TO DO => Across the lines of the records below, how many have the string "isquiática" in them? Answer with the number alone.

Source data
_____
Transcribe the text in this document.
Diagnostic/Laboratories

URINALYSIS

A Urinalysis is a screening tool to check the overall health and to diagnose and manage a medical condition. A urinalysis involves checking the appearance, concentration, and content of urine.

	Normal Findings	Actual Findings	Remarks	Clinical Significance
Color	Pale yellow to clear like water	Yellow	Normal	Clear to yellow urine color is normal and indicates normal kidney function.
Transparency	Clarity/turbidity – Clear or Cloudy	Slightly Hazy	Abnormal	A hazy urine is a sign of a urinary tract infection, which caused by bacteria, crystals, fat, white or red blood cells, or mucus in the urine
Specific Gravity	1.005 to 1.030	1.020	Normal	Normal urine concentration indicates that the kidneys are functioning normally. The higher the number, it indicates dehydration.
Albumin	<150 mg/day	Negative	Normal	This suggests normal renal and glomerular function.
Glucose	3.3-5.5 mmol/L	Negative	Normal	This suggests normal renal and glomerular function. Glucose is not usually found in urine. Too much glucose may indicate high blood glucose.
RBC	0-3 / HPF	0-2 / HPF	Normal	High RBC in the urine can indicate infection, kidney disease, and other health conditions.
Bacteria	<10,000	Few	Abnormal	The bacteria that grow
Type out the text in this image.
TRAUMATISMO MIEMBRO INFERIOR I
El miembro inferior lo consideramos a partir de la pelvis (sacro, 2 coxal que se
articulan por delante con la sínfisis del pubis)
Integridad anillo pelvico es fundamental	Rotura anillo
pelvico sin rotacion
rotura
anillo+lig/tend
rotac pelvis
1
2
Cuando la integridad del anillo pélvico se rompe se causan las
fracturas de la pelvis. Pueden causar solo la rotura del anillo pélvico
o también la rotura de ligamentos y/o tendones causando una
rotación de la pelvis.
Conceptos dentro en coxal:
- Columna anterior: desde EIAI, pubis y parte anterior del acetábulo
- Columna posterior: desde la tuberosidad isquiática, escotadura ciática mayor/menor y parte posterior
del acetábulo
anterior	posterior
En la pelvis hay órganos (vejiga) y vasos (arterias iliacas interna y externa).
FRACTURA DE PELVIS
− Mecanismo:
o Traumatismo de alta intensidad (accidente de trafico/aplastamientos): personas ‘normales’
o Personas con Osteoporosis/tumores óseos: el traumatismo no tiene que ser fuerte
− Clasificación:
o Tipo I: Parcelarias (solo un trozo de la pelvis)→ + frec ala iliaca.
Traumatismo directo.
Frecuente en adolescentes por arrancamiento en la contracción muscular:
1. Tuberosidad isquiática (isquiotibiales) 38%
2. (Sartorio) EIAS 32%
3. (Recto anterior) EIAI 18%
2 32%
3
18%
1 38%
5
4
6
_____
ANSWER TO THIS PROBLEM => 2